§ **What the task requires**
Return the material word for word. Do not include pictures.

§ **Data rows**

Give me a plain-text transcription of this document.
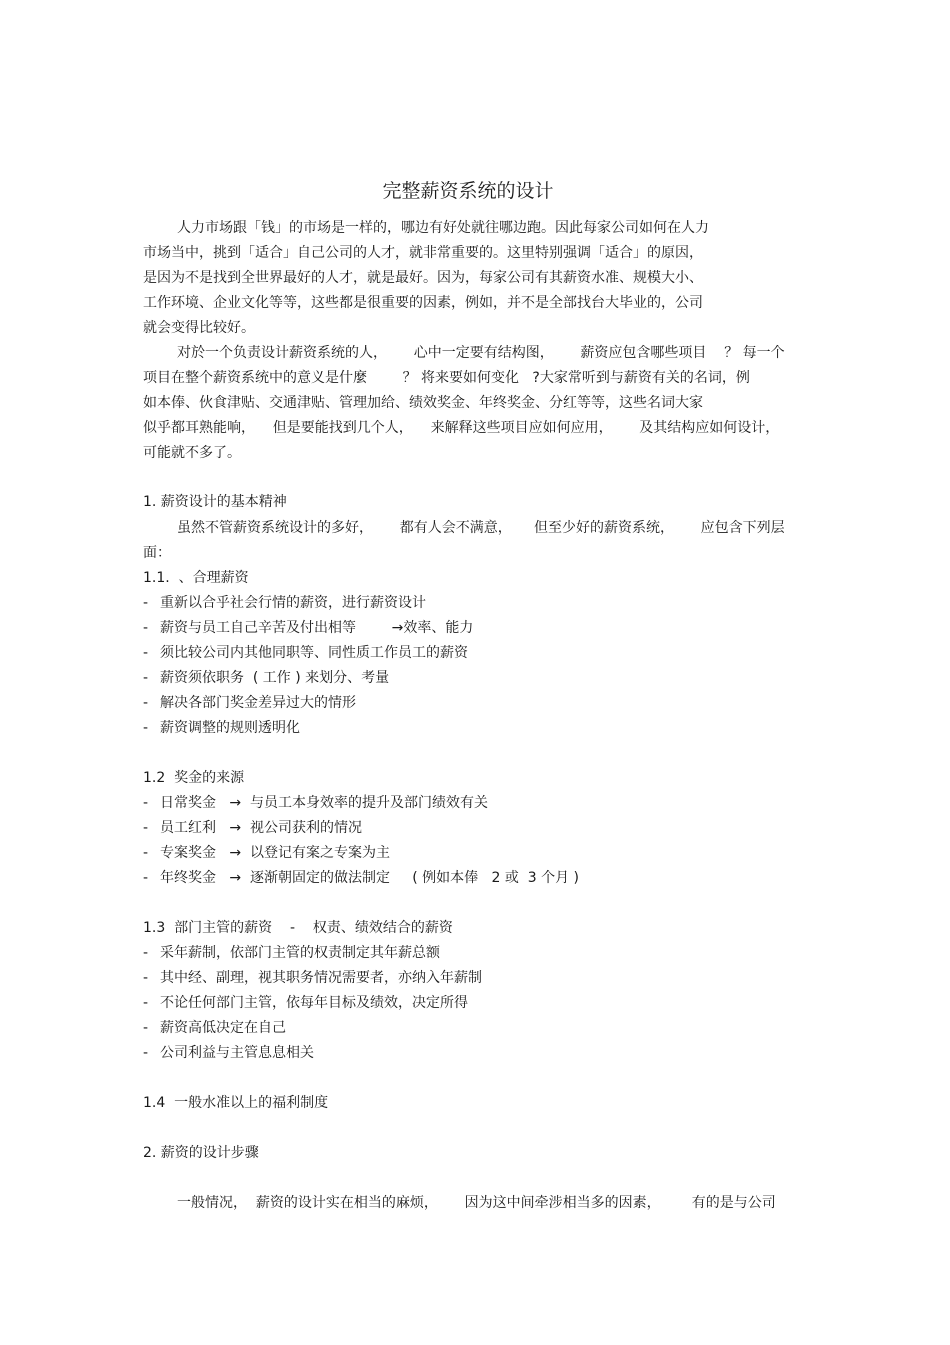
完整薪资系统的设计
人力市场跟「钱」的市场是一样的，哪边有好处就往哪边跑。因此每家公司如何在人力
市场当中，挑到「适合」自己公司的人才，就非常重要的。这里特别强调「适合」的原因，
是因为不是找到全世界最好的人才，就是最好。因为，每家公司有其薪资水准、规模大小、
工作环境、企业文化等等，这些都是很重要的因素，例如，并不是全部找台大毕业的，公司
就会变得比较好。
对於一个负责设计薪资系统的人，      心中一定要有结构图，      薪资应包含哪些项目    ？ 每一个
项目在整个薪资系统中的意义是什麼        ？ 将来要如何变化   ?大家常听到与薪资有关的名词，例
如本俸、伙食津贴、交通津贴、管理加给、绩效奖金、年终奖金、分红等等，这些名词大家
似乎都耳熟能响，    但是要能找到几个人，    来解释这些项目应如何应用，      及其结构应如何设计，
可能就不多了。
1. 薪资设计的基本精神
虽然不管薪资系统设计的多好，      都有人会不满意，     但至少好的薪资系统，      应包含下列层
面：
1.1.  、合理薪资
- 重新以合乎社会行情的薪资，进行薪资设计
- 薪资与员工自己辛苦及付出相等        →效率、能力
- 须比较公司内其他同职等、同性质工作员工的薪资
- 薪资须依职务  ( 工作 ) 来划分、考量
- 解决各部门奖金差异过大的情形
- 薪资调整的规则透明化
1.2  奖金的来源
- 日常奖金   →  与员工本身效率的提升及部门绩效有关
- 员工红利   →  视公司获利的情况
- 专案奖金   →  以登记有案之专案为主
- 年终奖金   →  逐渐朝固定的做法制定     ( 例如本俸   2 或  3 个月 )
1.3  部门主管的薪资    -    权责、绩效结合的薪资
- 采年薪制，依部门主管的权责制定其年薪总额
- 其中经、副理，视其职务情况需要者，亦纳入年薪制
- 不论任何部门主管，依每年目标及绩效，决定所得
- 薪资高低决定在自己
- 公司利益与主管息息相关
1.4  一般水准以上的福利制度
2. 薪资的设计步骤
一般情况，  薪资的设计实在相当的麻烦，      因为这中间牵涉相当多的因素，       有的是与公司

§ **Solution for this problem**
Give me a plain-text transcription of this document.
完整薪资系统的设计
人力市场跟「钱」的市场是一样的，哪边有好处就往哪边跑。因此每家公司如何在人力
市场当中，挑到「适合」自己公司的人才，就非常重要的。这里特别强调「适合」的原因，
是因为不是找到全世界最好的人才，就是最好。因为，每家公司有其薪资水准、规模大小、
工作环境、企业文化等等，这些都是很重要的因素，例如，并不是全部找台大毕业的，公司
就会变得比较好。
对於一个负责设计薪资系统的人，      心中一定要有结构图，      薪资应包含哪些项目    ？ 每一个
项目在整个薪资系统中的意义是什麼        ？ 将来要如何变化   ?大家常听到与薪资有关的名词，例
如本俸、伙食津贴、交通津贴、管理加给、绩效奖金、年终奖金、分红等等，这些名词大家
似乎都耳熟能响，    但是要能找到几个人，    来解释这些项目应如何应用，      及其结构应如何设计，
可能就不多了。
1. 薪资设计的基本精神
虽然不管薪资系统设计的多好，      都有人会不满意，     但至少好的薪资系统，      应包含下列层
面：
1.1.  、合理薪资
- 重新以合乎社会行情的薪资，进行薪资设计
- 薪资与员工自己辛苦及付出相等        →效率、能力
- 须比较公司内其他同职等、同性质工作员工的薪资
- 薪资须依职务  ( 工作 ) 来划分、考量
- 解决各部门奖金差异过大的情形
- 薪资调整的规则透明化
1.2  奖金的来源
- 日常奖金   →  与员工本身效率的提升及部门绩效有关
- 员工红利   →  视公司获利的情况
- 专案奖金   →  以登记有案之专案为主
- 年终奖金   →  逐渐朝固定的做法制定     ( 例如本俸   2 或  3 个月 )
1.3  部门主管的薪资    -    权责、绩效结合的薪资
- 采年薪制，依部门主管的权责制定其年薪总额
- 其中经、副理，视其职务情况需要者，亦纳入年薪制
- 不论任何部门主管，依每年目标及绩效，决定所得
- 薪资高低决定在自己
- 公司利益与主管息息相关
1.4  一般水准以上的福利制度
2. 薪资的设计步骤
一般情况，  薪资的设计实在相当的麻烦，      因为这中间牵涉相当多的因素，       有的是与公司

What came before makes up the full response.